◆ Recorded data

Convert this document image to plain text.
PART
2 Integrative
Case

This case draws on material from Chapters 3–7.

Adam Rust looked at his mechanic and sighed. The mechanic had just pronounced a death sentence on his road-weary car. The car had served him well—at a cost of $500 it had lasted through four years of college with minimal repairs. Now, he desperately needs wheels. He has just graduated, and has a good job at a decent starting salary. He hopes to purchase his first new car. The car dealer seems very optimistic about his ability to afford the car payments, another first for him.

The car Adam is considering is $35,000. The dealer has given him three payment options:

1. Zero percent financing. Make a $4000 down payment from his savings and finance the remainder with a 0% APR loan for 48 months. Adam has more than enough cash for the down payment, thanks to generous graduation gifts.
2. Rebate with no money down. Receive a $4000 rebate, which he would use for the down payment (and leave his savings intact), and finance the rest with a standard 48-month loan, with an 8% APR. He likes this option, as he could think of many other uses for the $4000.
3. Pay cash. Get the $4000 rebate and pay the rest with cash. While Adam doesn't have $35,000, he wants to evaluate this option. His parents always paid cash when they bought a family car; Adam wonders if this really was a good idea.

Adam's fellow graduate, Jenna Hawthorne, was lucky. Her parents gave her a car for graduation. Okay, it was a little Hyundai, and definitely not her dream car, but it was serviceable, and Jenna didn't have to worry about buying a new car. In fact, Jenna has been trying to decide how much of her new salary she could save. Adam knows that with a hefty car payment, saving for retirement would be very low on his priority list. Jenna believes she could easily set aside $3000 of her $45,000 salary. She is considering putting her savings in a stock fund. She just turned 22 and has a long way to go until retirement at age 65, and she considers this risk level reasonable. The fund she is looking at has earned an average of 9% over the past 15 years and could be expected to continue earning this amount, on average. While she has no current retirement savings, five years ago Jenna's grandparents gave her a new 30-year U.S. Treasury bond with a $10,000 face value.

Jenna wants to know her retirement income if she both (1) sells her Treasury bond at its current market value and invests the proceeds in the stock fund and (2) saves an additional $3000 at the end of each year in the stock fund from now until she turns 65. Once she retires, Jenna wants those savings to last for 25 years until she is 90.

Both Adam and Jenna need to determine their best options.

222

◆ TASK
Search the data for "wants". Copy every matching line.

◆ EXERCISE RESPONSE
3. Pay cash. Get the $4000 rebate and pay the rest with cash. While Adam doesn't have $35,000, he wants to evaluate this option. His parents always paid cash when they bought a family car; Adam wonders if this really was a good idea.
Jenna wants to know her retirement income if she both (1) sells her Treasury bond at its current market value and invests the proceeds in the stock fund and (2) saves an additional $3000 at the end of each year in the stock fund from now until she turns 65. Once she retires, Jenna wants those savings to last for 25 years until she is 90.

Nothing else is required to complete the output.